Image layout annotations:
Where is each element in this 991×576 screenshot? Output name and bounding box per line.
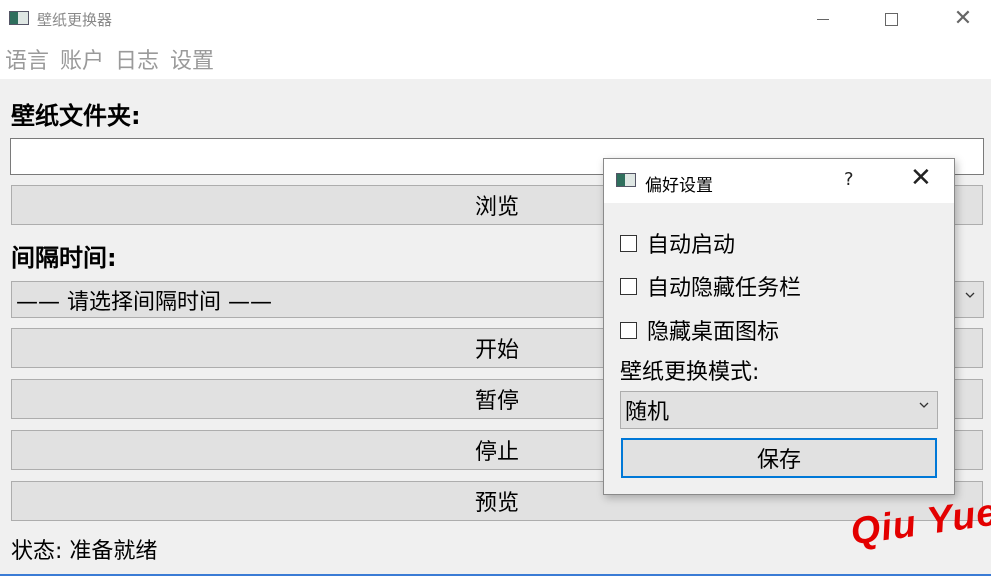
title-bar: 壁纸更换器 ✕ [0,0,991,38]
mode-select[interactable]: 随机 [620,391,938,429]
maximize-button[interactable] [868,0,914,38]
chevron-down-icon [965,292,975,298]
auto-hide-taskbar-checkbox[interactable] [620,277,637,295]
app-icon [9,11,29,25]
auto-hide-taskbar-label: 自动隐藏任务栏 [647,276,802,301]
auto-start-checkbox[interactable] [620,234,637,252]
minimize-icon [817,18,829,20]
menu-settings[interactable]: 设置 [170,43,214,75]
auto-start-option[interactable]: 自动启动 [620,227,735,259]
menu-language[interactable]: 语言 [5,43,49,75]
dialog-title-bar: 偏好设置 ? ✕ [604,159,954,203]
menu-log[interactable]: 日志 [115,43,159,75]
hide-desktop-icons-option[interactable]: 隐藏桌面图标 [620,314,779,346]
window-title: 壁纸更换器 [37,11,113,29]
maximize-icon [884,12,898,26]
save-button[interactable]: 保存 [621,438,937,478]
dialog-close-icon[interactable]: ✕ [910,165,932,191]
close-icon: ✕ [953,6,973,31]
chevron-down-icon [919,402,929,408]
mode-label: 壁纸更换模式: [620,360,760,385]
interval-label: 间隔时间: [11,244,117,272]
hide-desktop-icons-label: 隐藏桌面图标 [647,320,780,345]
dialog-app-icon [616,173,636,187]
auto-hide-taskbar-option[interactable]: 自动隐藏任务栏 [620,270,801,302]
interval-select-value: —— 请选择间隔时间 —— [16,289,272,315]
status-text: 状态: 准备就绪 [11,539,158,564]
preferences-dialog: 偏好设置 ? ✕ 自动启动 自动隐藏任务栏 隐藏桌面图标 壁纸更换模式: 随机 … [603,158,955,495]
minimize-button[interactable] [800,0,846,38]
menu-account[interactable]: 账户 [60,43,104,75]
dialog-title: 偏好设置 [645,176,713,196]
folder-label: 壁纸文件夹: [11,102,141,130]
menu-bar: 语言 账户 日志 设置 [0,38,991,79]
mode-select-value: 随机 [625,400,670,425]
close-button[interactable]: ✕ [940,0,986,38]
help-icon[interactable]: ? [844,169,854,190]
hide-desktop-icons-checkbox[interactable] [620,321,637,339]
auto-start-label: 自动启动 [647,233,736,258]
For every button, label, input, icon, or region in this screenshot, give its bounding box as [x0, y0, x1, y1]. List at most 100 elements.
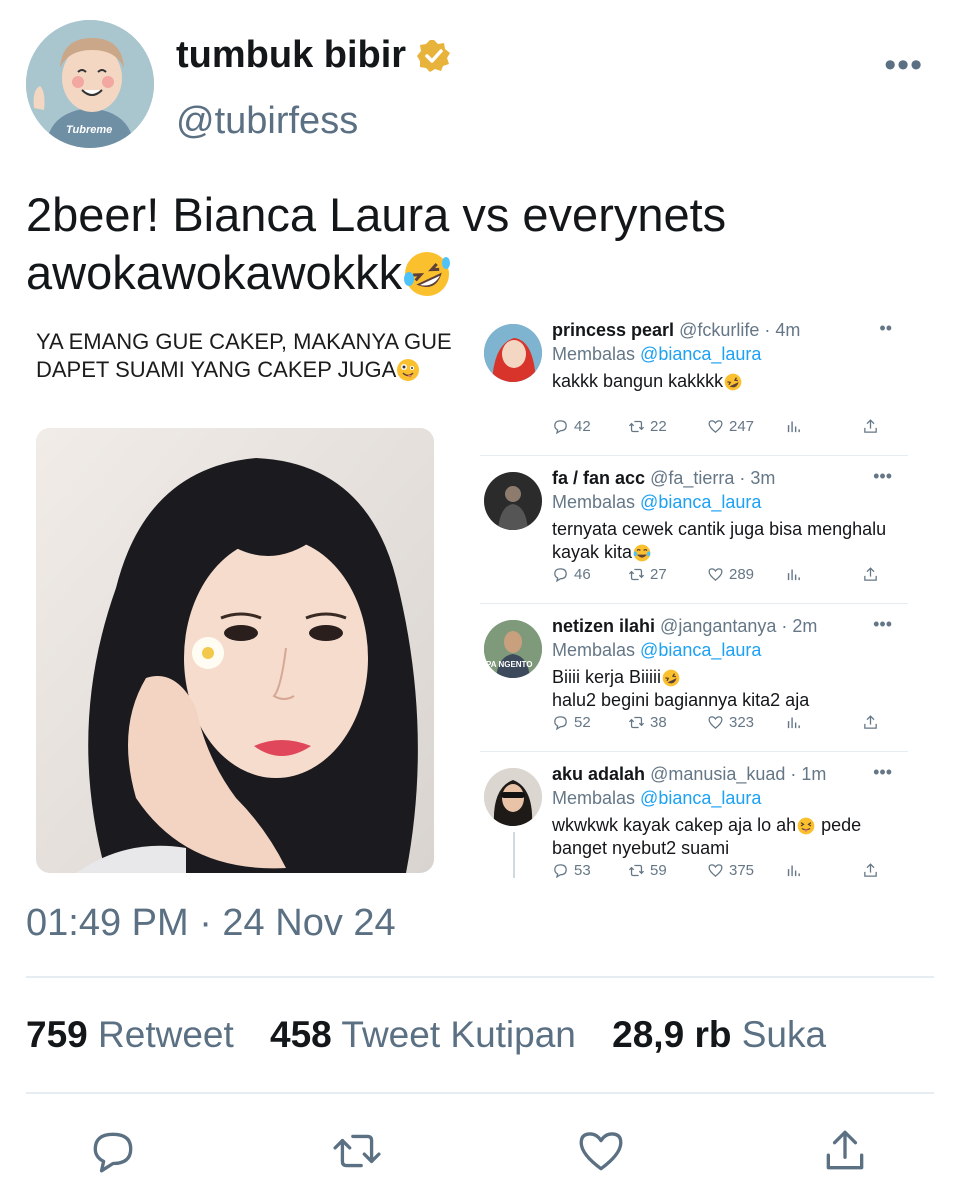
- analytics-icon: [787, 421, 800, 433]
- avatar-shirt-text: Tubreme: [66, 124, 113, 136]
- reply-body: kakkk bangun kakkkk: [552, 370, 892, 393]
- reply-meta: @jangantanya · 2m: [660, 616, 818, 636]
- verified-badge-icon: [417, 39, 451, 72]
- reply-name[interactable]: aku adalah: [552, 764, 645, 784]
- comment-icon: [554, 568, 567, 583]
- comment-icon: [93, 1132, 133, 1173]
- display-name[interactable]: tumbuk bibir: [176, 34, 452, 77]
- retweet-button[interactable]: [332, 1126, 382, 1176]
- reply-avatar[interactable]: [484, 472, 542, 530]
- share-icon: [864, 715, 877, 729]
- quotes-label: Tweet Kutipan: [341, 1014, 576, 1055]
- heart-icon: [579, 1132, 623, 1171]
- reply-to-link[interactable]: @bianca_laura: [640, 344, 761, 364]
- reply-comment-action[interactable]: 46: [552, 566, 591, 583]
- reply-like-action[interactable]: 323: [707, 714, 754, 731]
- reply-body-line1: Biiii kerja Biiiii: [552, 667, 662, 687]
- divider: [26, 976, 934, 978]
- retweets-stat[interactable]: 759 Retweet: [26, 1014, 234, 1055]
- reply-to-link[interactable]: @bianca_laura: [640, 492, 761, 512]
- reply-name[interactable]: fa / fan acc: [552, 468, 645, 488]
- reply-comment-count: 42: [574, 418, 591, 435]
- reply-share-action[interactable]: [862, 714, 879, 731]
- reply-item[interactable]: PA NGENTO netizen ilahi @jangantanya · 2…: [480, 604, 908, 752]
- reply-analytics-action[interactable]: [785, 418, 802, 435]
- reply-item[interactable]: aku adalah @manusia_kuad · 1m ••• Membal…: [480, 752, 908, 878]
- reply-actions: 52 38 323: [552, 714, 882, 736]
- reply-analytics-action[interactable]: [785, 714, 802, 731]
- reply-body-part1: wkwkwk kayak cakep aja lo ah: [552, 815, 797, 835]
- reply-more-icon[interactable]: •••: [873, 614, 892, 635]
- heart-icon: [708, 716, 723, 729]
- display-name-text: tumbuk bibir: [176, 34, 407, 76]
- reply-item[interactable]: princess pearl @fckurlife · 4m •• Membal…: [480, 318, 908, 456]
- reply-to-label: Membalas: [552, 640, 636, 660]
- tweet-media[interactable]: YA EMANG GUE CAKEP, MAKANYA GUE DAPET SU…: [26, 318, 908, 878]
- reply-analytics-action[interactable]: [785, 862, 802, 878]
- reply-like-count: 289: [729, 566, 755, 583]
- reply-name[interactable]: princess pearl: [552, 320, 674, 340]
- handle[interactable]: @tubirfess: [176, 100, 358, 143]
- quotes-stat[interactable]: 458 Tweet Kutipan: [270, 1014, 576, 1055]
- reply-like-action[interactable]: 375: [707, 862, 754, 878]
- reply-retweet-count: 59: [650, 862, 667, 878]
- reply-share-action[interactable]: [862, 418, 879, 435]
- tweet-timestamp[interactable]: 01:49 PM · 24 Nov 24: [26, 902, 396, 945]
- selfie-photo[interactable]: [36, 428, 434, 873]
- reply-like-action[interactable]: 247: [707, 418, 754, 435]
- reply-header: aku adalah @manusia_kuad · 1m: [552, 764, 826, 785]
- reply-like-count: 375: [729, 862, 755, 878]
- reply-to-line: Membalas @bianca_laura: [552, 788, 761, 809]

**WRITTEN TASK**
Reproduce all of the rows above verbatim, leaving out the pictures.

**RESPONSE TO THE TASK**
Where is each element in this 991×576 screenshot? Output name and bounding box per line.
title-bar: 壁纸更换器 ✕ [0,0,991,38]
mode-select[interactable]: 随机 [620,391,938,429]
maximize-button[interactable] [868,0,914,38]
chevron-down-icon [965,292,975,298]
auto-hide-taskbar-checkbox[interactable] [620,277,637,295]
app-icon [9,11,29,25]
auto-hide-taskbar-label: 自动隐藏任务栏 [647,276,802,301]
auto-start-checkbox[interactable] [620,234,637,252]
minimize-icon [817,18,829,20]
menu-settings[interactable]: 设置 [170,43,214,75]
auto-start-option[interactable]: 自动启动 [620,227,735,259]
menu-language[interactable]: 语言 [5,43,49,75]
dialog-title-bar: 偏好设置 ? ✕ [604,159,954,203]
menu-log[interactable]: 日志 [115,43,159,75]
hide-desktop-icons-option[interactable]: 隐藏桌面图标 [620,314,779,346]
window-title: 壁纸更换器 [37,11,113,29]
maximize-icon [884,12,898,26]
save-button[interactable]: 保存 [621,438,937,478]
dialog-close-icon[interactable]: ✕ [910,165,932,191]
close-icon: ✕ [953,6,973,31]
chevron-down-icon [919,402,929,408]
mode-label: 壁纸更换模式: [620,360,760,385]
interval-label: 间隔时间: [11,244,117,272]
hide-desktop-icons-label: 隐藏桌面图标 [647,320,780,345]
dialog-app-icon [616,173,636,187]
auto-hide-taskbar-option[interactable]: 自动隐藏任务栏 [620,270,801,302]
interval-select-value: —— 请选择间隔时间 —— [16,289,272,315]
status-text: 状态: 准备就绪 [11,539,158,564]
preferences-dialog: 偏好设置 ? ✕ 自动启动 自动隐藏任务栏 隐藏桌面图标 壁纸更换模式: 随机 … [603,158,955,495]
minimize-button[interactable] [800,0,846,38]
menu-account[interactable]: 账户 [60,43,104,75]
dialog-title: 偏好设置 [645,176,713,196]
folder-label: 壁纸文件夹: [11,102,141,130]
menu-bar: 语言 账户 日志 设置 [0,38,991,79]
mode-select-value: 随机 [625,400,670,425]
close-button[interactable]: ✕ [940,0,986,38]
help-icon[interactable]: ? [844,169,854,190]
hide-desktop-icons-checkbox[interactable] [620,321,637,339]
auto-start-label: 自动启动 [647,233,736,258]
For every button, label, input, icon, or region in this screenshot, give its bounding box as [x0, y0, x1, y1]. List at most 100 elements.
- analytics-icon: [787, 421, 800, 433]
- avatar-shirt-text: Tubreme: [66, 124, 113, 136]
- reply-body: kakkk bangun kakkkk: [552, 370, 892, 393]
- reply-meta: @jangantanya · 2m: [660, 616, 818, 636]
- verified-badge-icon: [417, 39, 451, 72]
- reply-name[interactable]: aku adalah: [552, 764, 645, 784]
- comment-icon: [554, 568, 567, 583]
- comment-icon: [93, 1132, 133, 1173]
- display-name[interactable]: tumbuk bibir: [176, 34, 452, 77]
- retweet-button[interactable]: [332, 1126, 382, 1176]
- reply-avatar[interactable]: [484, 472, 542, 530]
- share-icon: [864, 715, 877, 729]
- quotes-label: Tweet Kutipan: [341, 1014, 576, 1055]
- heart-icon: [579, 1132, 623, 1171]
- reply-to-link[interactable]: @bianca_laura: [640, 344, 761, 364]
- reply-comment-action[interactable]: 46: [552, 566, 591, 583]
- reply-like-action[interactable]: 323: [707, 714, 754, 731]
- reply-body-line1: Biiii kerja Biiiii: [552, 667, 662, 687]
- divider: [26, 976, 934, 978]
- retweets-stat[interactable]: 759 Retweet: [26, 1014, 234, 1055]
- reply-to-link[interactable]: @bianca_laura: [640, 492, 761, 512]
- reply-name[interactable]: fa / fan acc: [552, 468, 645, 488]
- reply-comment-count: 42: [574, 418, 591, 435]
- reply-share-action[interactable]: [862, 714, 879, 731]
- reply-item[interactable]: PA NGENTO netizen ilahi @jangantanya · 2…: [480, 604, 908, 752]
- reply-analytics-action[interactable]: [785, 418, 802, 435]
- reply-item[interactable]: aku adalah @manusia_kuad · 1m ••• Membal…: [480, 752, 908, 878]
- reply-actions: 52 38 323: [552, 714, 882, 736]
- reply-analytics-action[interactable]: [785, 714, 802, 731]
- reply-body-part1: wkwkwk kayak cakep aja lo ah: [552, 815, 797, 835]
- reply-more-icon[interactable]: •••: [873, 614, 892, 635]
- heart-icon: [708, 716, 723, 729]
- display-name-text: tumbuk bibir: [176, 34, 407, 76]
- reply-item[interactable]: princess pearl @fckurlife · 4m •• Membal…: [480, 318, 908, 456]
- reply-to-label: Membalas: [552, 640, 636, 660]
- tweet-media[interactable]: YA EMANG GUE CAKEP, MAKANYA GUE DAPET SU…: [26, 318, 908, 878]
- reply-analytics-action[interactable]: [785, 862, 802, 878]
- reply-like-count: 289: [729, 566, 755, 583]
- reply-name[interactable]: princess pearl: [552, 320, 674, 340]
- handle[interactable]: @tubirfess: [176, 100, 358, 143]
- quotes-stat[interactable]: 458 Tweet Kutipan: [270, 1014, 576, 1055]
- reply-like-action[interactable]: 375: [707, 862, 754, 878]
- reply-retweet-count: 59: [650, 862, 667, 878]
- reply-share-action[interactable]: [862, 418, 879, 435]
- tweet-timestamp[interactable]: 01:49 PM · 24 Nov 24: [26, 902, 396, 945]
- selfie-photo[interactable]: [36, 428, 434, 873]
- reply-like-action[interactable]: 247: [707, 418, 754, 435]
- reply-header: aku adalah @manusia_kuad · 1m: [552, 764, 826, 785]
- reply-like-count: 375: [729, 862, 755, 878]
- reply-to-line: Membalas @bianca_laura: [552, 788, 761, 809]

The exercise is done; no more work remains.